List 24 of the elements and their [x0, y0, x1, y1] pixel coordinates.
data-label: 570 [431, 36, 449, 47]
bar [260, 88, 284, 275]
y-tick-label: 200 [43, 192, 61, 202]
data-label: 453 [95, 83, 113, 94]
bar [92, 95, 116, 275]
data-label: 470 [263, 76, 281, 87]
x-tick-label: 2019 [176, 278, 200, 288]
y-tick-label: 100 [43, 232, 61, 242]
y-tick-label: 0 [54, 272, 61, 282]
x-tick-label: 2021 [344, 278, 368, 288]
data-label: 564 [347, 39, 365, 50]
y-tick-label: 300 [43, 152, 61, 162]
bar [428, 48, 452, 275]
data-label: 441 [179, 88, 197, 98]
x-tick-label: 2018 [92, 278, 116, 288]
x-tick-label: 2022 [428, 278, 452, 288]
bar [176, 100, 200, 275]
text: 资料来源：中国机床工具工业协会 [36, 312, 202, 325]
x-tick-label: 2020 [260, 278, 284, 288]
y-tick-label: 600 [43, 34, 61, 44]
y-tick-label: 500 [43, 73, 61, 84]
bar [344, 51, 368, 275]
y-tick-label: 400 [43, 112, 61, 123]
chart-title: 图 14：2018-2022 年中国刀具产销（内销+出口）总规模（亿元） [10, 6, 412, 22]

● ● ● ● ● ● ●

> THE PROBLEM: Report each line of the entries above that contains the string "data", copying every such line in full.

> COMPLETE RESPONSE:
data-label: 570 [431, 36, 449, 47]
data-label: 453 [95, 83, 113, 94]
data-label: 470 [263, 76, 281, 87]
data-label: 564 [347, 39, 365, 50]
data-label: 441 [179, 88, 197, 98]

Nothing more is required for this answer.